WHAT IS REQUIRED: Write out the data in full, exactly as shown.

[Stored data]
----
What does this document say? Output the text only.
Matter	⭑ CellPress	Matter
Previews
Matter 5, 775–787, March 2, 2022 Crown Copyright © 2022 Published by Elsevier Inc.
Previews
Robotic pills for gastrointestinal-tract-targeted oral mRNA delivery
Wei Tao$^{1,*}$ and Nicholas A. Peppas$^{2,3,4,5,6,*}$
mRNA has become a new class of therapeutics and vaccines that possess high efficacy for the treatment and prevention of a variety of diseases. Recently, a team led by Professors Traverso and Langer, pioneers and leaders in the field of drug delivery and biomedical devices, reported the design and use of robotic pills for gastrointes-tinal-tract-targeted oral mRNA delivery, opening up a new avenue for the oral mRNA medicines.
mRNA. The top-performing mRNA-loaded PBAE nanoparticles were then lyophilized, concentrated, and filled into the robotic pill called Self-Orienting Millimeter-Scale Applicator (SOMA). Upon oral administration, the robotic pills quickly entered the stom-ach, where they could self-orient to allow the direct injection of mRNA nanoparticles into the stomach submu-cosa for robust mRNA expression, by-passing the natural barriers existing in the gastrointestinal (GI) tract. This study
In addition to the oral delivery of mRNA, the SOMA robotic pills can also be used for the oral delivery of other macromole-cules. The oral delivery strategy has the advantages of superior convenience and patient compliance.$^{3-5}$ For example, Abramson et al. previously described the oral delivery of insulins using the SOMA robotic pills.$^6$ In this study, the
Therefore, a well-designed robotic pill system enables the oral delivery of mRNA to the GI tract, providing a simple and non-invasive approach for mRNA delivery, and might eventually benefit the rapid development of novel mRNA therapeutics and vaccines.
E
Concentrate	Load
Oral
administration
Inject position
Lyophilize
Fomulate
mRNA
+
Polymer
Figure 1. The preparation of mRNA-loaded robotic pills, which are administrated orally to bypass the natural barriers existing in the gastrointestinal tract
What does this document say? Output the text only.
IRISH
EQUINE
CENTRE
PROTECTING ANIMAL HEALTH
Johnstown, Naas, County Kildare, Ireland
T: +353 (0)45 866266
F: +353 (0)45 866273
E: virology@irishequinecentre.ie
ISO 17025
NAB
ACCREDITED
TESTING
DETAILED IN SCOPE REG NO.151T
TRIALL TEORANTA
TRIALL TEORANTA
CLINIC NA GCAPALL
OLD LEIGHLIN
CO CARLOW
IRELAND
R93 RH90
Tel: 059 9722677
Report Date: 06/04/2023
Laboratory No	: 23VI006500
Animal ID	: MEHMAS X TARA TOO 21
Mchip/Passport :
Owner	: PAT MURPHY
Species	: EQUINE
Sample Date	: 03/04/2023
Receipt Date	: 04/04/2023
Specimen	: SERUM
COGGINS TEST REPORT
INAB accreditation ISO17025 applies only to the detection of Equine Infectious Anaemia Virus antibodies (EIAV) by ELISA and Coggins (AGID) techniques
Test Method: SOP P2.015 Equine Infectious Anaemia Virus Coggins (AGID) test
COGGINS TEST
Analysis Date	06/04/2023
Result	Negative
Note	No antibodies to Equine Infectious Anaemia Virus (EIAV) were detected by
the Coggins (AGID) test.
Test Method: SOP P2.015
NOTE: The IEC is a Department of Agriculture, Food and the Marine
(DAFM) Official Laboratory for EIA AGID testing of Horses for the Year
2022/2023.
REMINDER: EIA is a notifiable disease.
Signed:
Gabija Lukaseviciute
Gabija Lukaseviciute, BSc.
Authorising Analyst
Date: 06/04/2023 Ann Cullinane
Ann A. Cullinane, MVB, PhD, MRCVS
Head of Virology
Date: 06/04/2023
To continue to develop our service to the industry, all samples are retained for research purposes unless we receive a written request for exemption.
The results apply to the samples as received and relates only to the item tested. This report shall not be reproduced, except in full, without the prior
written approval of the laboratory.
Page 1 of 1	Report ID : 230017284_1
----
WRITTEN SOLUTION:
What does this document say? Output the text only.
Matter	⭑ CellPress	Matter
Previews
Matter 5, 775–787, March 2, 2022 Crown Copyright © 2022 Published by Elsevier Inc.
Previews
Robotic pills for gastrointestinal-tract-targeted oral mRNA delivery
Wei Tao$^{1,*}$ and Nicholas A. Peppas$^{2,3,4,5,6,*}$
mRNA has become a new class of therapeutics and vaccines that possess high efficacy for the treatment and prevention of a variety of diseases. Recently, a team led by Professors Traverso and Langer, pioneers and leaders in the field of drug delivery and biomedical devices, reported the design and use of robotic pills for gastrointes-tinal-tract-targeted oral mRNA delivery, opening up a new avenue for the oral mRNA medicines.
mRNA. The top-performing mRNA-loaded PBAE nanoparticles were then lyophilized, concentrated, and filled into the robotic pill called Self-Orienting Millimeter-Scale Applicator (SOMA). Upon oral administration, the robotic pills quickly entered the stom-ach, where they could self-orient to allow the direct injection of mRNA nanoparticles into the stomach submu-cosa for robust mRNA expression, by-passing the natural barriers existing in the gastrointestinal (GI) tract. This study
In addition to the oral delivery of mRNA, the SOMA robotic pills can also be used for the oral delivery of other macromole-cules. The oral delivery strategy has the advantages of superior convenience and patient compliance.$^{3-5}$ For example, Abramson et al. previously described the oral delivery of insulins using the SOMA robotic pills.$^6$ In this study, the
Therefore, a well-designed robotic pill system enables the oral delivery of mRNA to the GI tract, providing a simple and non-invasive approach for mRNA delivery, and might eventually benefit the rapid development of novel mRNA therapeutics and vaccines.
E
Concentrate	Load
Oral
administration
Inject position
Lyophilize
Fomulate
mRNA
+
Polymer
Figure 1. The preparation of mRNA-loaded robotic pills, which are administrated orally to bypass the natural barriers existing in the gastrointestinal tract
What does this document say? Output the text only.
IRISH
EQUINE
CENTRE
PROTECTING ANIMAL HEALTH
Johnstown, Naas, County Kildare, Ireland
T: +353 (0)45 866266
F: +353 (0)45 866273
E: virology@irishequinecentre.ie
ISO 17025
NAB
ACCREDITED
TESTING
DETAILED IN SCOPE REG NO.151T
TRIALL TEORANTA
TRIALL TEORANTA
CLINIC NA GCAPALL
OLD LEIGHLIN
CO CARLOW
IRELAND
R93 RH90
Tel: 059 9722677
Report Date: 06/04/2023
Laboratory No	: 23VI006500
Animal ID	: MEHMAS X TARA TOO 21
Mchip/Passport :
Owner	: PAT MURPHY
Species	: EQUINE
Sample Date	: 03/04/2023
Receipt Date	: 04/04/2023
Specimen	: SERUM
COGGINS TEST REPORT
INAB accreditation ISO17025 applies only to the detection of Equine Infectious Anaemia Virus antibodies (EIAV) by ELISA and Coggins (AGID) techniques
Test Method: SOP P2.015 Equine Infectious Anaemia Virus Coggins (AGID) test
COGGINS TEST
Analysis Date	06/04/2023
Result	Negative
Note	No antibodies to Equine Infectious Anaemia Virus (EIAV) were detected by
the Coggins (AGID) test.
Test Method: SOP P2.015
NOTE: The IEC is a Department of Agriculture, Food and the Marine
(DAFM) Official Laboratory for EIA AGID testing of Horses for the Year
2022/2023.
REMINDER: EIA is a notifiable disease.
Signed:
Gabija Lukaseviciute
Gabija Lukaseviciute, BSc.
Authorising Analyst
Date: 06/04/2023 Ann Cullinane
Ann A. Cullinane, MVB, PhD, MRCVS
Head of Virology
Date: 06/04/2023
To continue to develop our service to the industry, all samples are retained for research purposes unless we receive a written request for exemption.
The results apply to the samples as received and relates only to the item tested. This report shall not be reproduced, except in full, without the prior
written approval of the laboratory.
Page 1 of 1	Report ID : 230017284_1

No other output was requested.